Restate the data below word for word. Skip any images it contains.

## Begin GIVEN RECORDS

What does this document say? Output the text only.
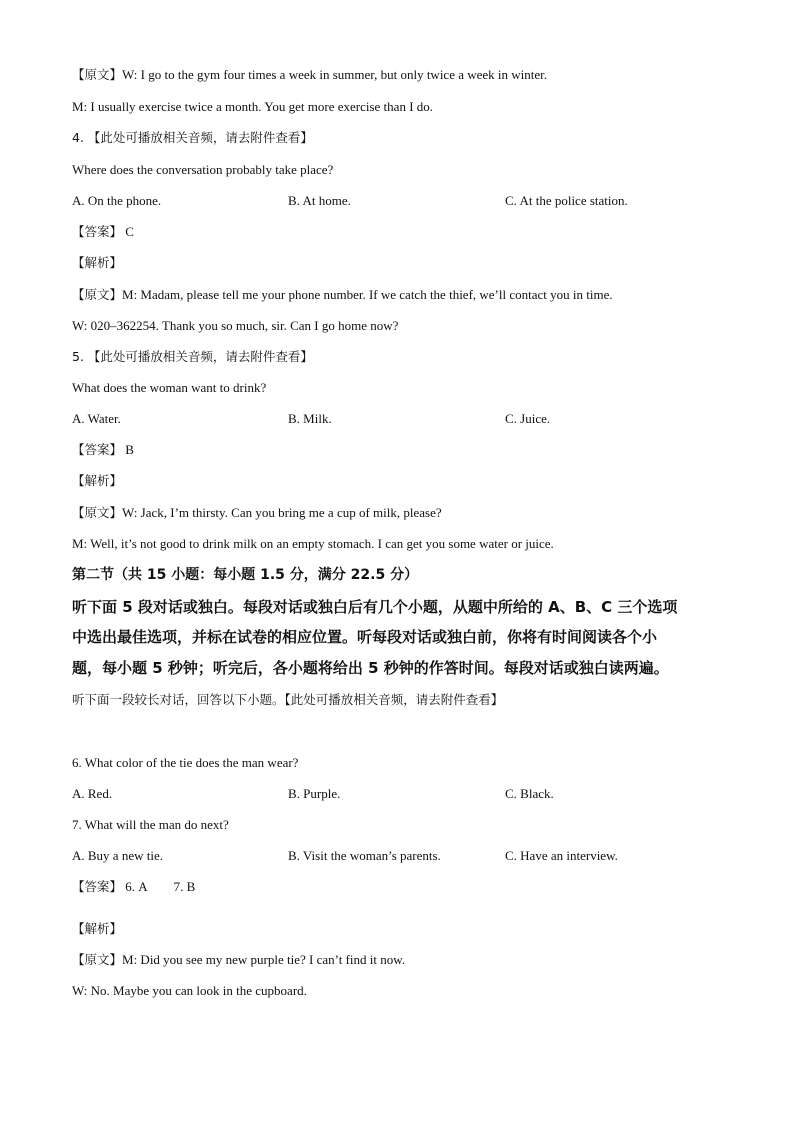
【原文】W: I go to the gym four times a week in summer, but only twice a week in winter.
M: I usually exercise twice a month. You get more exercise than I do.
4. 【此处可播放相关音频，请去附件查看】
Where does the conversation probably take place?
A. On the phone.	B. At home.	C. At the police station.
【答案】 C
【解析】
【原文】M: Madam, please tell me your phone number. If we catch the thief, we’ll contact you in time.
W: 020–362254. Thank you so much, sir. Can I go home now?
5. 【此处可播放相关音频，请去附件查看】
What does the woman want to drink?
A. Water.	B. Milk.	C. Juice.
【答案】 B
【解析】
【原文】W: Jack, I’m thirsty. Can you bring me a cup of milk, please?
M: Well, it’s not good to drink milk on an empty stomach. I can get you some water or juice.
第二节（共 15 小题：每小题 1.5 分，满分 22.5 分）
听下面 5 段对话或独白。每段对话或独白后有几个小题，从题中所给的 A、B、C 三个选项
中选出最佳选项，并标在试卷的相应位置。听每段对话或独白前，你将有时间阅读各个小
题，每小题 5 秒钟；听完后，各小题将给出 5 秒钟的作答时间。每段对话或独白读两遍。
听下面一段较长对话，回答以下小题。【此处可播放相关音频，请去附件查看】
6. What color of the tie does the man wear?
A. Red.	B. Purple.	C. Black.
7. What will the man do next?
A. Buy a new tie.	B. Visit the woman’s parents.	C. Have an interview.
【答案】 6. A 7. B
【解析】
【原文】M: Did you see my new purple tie? I can’t find it now.
W: No. Maybe you can look in the cupboard.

## End GIVEN RECORDS

RESULT OF THIS TASK:
What does this document say? Output the text only.
【原文】W: I go to the gym four times a week in summer, but only twice a week in winter.
M: I usually exercise twice a month. You get more exercise than I do.
4. 【此处可播放相关音频，请去附件查看】
Where does the conversation probably take place?
A. On the phone.	B. At home.	C. At the police station.
【答案】 C
【解析】
【原文】M: Madam, please tell me your phone number. If we catch the thief, we’ll contact you in time.
W: 020–362254. Thank you so much, sir. Can I go home now?
5. 【此处可播放相关音频，请去附件查看】
What does the woman want to drink?
A. Water.	B. Milk.	C. Juice.
【答案】 B
【解析】
【原文】W: Jack, I’m thirsty. Can you bring me a cup of milk, please?
M: Well, it’s not good to drink milk on an empty stomach. I can get you some water or juice.
第二节（共 15 小题：每小题 1.5 分，满分 22.5 分）
听下面 5 段对话或独白。每段对话或独白后有几个小题，从题中所给的 A、B、C 三个选项
中选出最佳选项，并标在试卷的相应位置。听每段对话或独白前，你将有时间阅读各个小
题，每小题 5 秒钟；听完后，各小题将给出 5 秒钟的作答时间。每段对话或独白读两遍。
听下面一段较长对话，回答以下小题。【此处可播放相关音频，请去附件查看】
6. What color of the tie does the man wear?
A. Red.	B. Purple.	C. Black.
7. What will the man do next?
A. Buy a new tie.	B. Visit the woman’s parents.	C. Have an interview.
【答案】 6. A 7. B
【解析】
【原文】M: Did you see my new purple tie? I can’t find it now.
W: No. Maybe you can look in the cupboard.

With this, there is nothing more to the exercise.